# [Exercise]
Which lines in the records below contain the word "Precision"? Copy each of them.

# [Available records]
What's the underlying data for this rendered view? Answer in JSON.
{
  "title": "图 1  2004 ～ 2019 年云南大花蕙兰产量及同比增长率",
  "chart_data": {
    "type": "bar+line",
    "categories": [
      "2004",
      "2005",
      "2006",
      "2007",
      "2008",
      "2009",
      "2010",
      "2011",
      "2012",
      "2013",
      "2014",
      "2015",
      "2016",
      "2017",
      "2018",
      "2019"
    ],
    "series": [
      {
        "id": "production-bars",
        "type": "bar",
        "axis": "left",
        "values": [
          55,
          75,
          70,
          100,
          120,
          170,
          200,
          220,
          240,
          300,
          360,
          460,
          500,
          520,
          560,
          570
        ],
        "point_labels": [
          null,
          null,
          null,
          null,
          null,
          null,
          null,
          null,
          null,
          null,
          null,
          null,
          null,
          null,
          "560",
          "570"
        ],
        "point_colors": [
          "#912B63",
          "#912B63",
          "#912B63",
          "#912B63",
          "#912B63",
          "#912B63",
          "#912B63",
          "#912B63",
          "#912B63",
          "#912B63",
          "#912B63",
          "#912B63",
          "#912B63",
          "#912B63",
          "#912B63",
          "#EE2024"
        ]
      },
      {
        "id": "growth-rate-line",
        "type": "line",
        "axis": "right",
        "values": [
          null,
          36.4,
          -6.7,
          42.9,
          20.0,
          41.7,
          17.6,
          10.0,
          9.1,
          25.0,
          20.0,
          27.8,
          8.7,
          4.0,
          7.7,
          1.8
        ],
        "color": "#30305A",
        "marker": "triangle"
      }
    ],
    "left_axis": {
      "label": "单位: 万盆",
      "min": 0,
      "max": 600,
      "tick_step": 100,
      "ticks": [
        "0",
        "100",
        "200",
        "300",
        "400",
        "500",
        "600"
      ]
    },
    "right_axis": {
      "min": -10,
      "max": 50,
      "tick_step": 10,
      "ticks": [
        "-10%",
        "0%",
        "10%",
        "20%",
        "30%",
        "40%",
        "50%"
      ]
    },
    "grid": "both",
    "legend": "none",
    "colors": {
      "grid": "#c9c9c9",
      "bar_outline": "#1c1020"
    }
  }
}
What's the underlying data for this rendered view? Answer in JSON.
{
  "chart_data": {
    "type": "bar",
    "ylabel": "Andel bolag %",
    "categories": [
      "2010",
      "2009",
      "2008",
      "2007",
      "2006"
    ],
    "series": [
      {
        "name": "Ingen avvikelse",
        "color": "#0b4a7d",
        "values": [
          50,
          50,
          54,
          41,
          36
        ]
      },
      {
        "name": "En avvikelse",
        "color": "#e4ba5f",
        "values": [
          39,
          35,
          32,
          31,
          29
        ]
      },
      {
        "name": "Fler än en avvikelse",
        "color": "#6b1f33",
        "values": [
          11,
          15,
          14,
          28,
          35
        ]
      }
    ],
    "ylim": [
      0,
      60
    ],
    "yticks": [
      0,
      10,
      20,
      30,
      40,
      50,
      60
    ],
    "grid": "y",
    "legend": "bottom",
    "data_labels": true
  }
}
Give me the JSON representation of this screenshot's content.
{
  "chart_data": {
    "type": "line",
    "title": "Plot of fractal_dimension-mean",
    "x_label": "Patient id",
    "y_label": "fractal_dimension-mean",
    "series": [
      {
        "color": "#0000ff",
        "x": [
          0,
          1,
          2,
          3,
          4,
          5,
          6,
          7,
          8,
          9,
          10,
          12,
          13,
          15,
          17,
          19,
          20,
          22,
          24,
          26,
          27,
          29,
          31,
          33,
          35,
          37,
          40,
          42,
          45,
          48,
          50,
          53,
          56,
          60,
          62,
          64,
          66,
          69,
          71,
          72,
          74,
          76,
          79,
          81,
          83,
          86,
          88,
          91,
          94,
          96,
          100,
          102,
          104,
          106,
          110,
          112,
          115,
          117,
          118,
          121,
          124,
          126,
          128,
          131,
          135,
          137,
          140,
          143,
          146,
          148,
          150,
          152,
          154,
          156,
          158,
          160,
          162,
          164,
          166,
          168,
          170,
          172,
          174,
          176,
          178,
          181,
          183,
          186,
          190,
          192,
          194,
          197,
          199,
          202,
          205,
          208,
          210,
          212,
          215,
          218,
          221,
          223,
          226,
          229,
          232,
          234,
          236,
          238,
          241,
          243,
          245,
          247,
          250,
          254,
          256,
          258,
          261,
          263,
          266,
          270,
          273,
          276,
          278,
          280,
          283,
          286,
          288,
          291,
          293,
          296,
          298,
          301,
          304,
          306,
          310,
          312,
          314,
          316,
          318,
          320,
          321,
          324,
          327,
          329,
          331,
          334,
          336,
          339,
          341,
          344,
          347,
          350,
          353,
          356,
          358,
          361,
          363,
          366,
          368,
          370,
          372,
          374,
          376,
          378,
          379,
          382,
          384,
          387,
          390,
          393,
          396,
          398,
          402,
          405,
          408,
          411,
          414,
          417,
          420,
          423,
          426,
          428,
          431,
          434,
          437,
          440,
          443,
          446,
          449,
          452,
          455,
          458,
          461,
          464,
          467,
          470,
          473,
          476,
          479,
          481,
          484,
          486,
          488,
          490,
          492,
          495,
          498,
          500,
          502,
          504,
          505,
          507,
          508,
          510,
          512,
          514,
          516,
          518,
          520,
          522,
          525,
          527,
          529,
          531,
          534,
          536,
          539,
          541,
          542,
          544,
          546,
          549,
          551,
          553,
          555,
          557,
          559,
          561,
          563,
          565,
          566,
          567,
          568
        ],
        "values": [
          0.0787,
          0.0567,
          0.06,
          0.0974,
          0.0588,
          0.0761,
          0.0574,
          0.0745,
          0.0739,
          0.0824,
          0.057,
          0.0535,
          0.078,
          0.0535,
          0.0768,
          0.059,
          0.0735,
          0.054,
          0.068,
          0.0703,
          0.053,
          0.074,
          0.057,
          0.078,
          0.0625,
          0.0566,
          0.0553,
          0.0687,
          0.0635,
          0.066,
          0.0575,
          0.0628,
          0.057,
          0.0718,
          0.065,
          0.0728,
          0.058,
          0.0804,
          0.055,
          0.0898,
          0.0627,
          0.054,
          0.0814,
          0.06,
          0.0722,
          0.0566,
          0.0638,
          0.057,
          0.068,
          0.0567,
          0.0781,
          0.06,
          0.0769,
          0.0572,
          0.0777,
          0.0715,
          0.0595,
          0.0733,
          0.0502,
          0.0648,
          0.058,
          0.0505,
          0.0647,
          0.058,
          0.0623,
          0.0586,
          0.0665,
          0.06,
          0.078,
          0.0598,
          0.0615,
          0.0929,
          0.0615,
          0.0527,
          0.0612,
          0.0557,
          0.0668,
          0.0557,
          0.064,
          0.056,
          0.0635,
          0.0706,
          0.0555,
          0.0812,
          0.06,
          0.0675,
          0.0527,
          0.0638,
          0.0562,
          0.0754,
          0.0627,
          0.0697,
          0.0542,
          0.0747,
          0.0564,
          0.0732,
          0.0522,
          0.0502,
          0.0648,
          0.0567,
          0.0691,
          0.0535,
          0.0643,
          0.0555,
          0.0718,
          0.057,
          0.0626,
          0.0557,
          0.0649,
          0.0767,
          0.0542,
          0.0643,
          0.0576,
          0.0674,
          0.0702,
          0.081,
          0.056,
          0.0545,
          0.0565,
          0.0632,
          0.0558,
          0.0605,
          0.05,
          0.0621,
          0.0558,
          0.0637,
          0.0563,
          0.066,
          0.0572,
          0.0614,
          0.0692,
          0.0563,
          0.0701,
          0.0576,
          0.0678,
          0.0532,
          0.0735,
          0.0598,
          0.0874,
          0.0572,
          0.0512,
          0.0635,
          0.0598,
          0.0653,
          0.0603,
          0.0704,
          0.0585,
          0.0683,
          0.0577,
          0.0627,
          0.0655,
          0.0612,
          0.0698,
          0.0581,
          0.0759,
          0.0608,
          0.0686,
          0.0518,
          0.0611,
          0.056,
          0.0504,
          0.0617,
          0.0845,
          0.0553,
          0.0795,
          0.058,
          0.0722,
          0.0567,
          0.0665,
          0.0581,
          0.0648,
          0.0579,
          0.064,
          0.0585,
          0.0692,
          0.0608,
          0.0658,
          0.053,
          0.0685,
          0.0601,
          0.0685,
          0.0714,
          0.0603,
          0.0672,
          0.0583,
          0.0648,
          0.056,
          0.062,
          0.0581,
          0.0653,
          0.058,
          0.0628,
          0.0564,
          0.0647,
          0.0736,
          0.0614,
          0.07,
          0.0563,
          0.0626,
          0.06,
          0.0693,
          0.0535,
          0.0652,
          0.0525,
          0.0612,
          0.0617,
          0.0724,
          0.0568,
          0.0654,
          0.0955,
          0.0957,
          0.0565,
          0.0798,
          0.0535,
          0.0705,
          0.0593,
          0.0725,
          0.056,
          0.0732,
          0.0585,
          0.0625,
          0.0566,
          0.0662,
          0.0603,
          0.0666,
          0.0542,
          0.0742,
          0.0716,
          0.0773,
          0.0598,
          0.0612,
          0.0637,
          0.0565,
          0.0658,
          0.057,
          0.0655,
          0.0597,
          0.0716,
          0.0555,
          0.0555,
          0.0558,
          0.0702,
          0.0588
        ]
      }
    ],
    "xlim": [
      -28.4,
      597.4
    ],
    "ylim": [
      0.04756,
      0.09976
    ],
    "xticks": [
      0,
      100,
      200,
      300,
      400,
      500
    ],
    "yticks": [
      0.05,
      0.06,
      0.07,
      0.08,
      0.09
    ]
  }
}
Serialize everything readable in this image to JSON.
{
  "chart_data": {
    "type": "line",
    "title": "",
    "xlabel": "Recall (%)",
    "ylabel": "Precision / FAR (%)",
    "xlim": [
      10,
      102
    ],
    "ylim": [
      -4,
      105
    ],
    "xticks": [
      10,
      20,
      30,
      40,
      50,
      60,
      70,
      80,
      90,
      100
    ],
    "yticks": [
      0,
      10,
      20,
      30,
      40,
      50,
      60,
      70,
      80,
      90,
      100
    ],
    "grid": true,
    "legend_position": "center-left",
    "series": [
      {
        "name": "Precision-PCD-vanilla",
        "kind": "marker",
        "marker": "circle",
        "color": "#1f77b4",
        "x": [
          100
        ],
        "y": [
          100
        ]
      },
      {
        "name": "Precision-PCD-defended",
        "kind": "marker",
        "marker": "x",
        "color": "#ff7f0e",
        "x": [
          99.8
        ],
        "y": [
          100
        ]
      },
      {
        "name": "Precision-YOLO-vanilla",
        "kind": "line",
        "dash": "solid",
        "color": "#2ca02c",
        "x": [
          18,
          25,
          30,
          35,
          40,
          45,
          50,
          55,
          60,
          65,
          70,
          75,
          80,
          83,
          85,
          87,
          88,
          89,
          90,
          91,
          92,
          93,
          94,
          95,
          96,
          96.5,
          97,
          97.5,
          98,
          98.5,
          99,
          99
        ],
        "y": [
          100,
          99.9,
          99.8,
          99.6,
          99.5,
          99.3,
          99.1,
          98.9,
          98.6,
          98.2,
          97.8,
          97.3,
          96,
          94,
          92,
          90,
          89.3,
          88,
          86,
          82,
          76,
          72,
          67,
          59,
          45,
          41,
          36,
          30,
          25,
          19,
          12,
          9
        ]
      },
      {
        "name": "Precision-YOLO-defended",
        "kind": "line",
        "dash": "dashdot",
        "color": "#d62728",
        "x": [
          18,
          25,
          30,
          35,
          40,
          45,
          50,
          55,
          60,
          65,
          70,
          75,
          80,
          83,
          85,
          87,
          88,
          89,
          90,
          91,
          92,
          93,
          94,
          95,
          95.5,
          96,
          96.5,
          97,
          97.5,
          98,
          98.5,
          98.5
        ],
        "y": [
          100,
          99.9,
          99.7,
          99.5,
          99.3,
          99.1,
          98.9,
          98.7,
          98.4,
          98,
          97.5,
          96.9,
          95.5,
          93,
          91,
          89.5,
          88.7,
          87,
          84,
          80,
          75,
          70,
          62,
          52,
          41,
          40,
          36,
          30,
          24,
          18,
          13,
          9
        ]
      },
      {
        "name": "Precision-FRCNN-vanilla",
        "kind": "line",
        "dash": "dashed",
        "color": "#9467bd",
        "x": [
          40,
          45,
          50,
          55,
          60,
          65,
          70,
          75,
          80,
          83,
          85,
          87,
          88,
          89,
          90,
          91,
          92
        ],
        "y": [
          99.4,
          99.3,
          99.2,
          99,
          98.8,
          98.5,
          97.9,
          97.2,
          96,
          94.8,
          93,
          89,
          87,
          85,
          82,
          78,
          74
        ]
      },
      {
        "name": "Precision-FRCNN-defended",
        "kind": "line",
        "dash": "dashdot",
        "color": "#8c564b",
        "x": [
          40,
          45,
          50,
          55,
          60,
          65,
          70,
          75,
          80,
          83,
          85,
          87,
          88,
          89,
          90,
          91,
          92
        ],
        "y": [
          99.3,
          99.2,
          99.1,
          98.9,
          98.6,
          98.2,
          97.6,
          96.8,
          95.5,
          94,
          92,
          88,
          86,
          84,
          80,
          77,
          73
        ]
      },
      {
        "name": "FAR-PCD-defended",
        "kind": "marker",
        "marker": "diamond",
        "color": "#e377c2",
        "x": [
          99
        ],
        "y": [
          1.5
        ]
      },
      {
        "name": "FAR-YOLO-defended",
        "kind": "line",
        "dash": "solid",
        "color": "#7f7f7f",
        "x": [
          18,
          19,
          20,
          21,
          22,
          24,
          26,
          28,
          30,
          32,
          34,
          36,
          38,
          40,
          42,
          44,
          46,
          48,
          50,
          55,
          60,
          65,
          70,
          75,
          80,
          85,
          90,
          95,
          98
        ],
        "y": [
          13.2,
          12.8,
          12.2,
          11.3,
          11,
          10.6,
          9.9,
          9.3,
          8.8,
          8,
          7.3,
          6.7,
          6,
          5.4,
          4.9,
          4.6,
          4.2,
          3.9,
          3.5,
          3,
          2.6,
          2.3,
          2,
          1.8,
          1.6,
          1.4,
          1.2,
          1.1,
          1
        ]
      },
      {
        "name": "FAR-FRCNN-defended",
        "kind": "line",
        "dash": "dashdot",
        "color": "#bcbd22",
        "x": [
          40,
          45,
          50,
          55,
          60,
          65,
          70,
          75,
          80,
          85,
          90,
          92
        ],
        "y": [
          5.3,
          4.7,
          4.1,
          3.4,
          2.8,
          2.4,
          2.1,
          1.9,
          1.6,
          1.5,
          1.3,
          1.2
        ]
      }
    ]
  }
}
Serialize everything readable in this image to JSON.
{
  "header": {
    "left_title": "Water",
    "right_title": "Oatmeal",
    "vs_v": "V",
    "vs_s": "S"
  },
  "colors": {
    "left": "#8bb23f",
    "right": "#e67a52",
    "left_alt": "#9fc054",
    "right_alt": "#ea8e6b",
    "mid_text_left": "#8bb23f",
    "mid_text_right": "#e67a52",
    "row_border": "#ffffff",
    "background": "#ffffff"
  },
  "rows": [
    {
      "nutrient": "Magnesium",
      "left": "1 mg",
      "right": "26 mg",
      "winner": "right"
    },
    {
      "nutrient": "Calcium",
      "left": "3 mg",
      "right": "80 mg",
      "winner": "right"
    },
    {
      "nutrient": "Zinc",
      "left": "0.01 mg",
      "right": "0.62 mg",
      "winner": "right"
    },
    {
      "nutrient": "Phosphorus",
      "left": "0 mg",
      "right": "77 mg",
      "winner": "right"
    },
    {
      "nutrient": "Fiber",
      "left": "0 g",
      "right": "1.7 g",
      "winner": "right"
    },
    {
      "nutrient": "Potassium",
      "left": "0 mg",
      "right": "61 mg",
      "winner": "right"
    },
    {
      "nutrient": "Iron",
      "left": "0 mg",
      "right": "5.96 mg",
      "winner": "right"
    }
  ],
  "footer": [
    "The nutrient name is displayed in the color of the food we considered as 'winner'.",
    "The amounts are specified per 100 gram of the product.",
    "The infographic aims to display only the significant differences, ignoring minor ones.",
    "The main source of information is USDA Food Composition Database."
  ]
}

# [Worked answer]
    "ylabel": "Precision / FAR (%)",
        "name": "Precision-PCD-vanilla",
        "name": "Precision-PCD-defended",
        "name": "Precision-YOLO-vanilla",
        "name": "Precision-YOLO-defended",
        "name": "Precision-FRCNN-vanilla",
        "name": "Precision-FRCNN-defended",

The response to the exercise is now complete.